↓

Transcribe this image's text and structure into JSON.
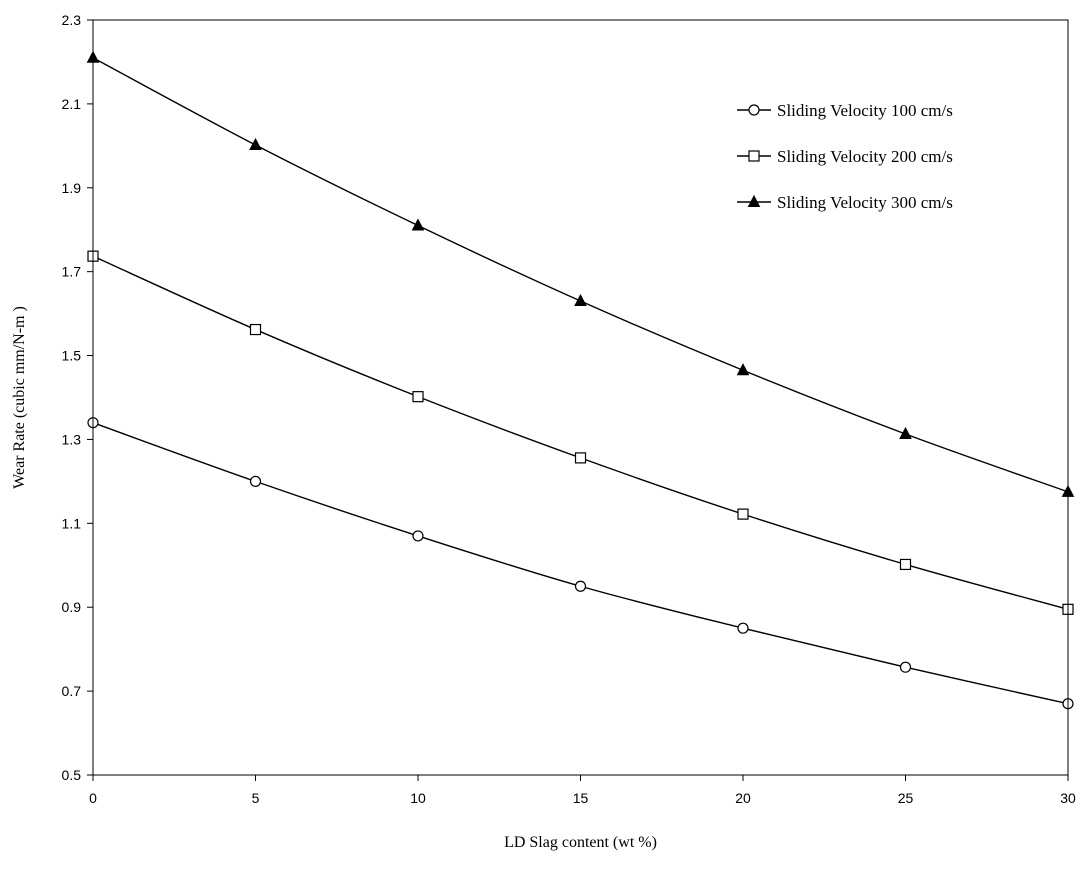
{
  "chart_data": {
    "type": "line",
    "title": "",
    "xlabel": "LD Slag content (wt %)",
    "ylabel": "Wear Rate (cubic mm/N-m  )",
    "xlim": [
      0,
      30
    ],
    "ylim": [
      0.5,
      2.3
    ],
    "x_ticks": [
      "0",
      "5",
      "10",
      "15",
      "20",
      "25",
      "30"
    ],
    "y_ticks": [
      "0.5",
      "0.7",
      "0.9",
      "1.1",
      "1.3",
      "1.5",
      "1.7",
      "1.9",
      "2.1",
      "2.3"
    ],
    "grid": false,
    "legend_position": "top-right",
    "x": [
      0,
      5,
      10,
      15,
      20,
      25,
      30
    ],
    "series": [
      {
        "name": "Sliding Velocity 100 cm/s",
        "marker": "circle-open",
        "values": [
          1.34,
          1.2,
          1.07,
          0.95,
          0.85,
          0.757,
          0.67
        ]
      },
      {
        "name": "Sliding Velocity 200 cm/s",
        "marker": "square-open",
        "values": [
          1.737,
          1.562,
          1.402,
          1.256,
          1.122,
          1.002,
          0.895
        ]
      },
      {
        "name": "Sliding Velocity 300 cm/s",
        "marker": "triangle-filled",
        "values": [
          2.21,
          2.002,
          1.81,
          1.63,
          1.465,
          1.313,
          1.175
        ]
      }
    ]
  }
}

↑

▸ Task to carry out
Return each line exactly as written. Any picture gets left out.

▸ Complete answer
Transcribe this image's text and structure into JSON.
{
  "chart_data": {
    "type": "line",
    "title": "",
    "xlabel": "LD Slag content (wt %)",
    "ylabel": "Wear Rate (cubic mm/N-m  )",
    "xlim": [
      0,
      30
    ],
    "ylim": [
      0.5,
      2.3
    ],
    "x_ticks": [
      "0",
      "5",
      "10",
      "15",
      "20",
      "25",
      "30"
    ],
    "y_ticks": [
      "0.5",
      "0.7",
      "0.9",
      "1.1",
      "1.3",
      "1.5",
      "1.7",
      "1.9",
      "2.1",
      "2.3"
    ],
    "grid": false,
    "legend_position": "top-right",
    "x": [
      0,
      5,
      10,
      15,
      20,
      25,
      30
    ],
    "series": [
      {
        "name": "Sliding Velocity 100 cm/s",
        "marker": "circle-open",
        "values": [
          1.34,
          1.2,
          1.07,
          0.95,
          0.85,
          0.757,
          0.67
        ]
      },
      {
        "name": "Sliding Velocity 200 cm/s",
        "marker": "square-open",
        "values": [
          1.737,
          1.562,
          1.402,
          1.256,
          1.122,
          1.002,
          0.895
        ]
      },
      {
        "name": "Sliding Velocity 300 cm/s",
        "marker": "triangle-filled",
        "values": [
          2.21,
          2.002,
          1.81,
          1.63,
          1.465,
          1.313,
          1.175
        ]
      }
    ]
  }
}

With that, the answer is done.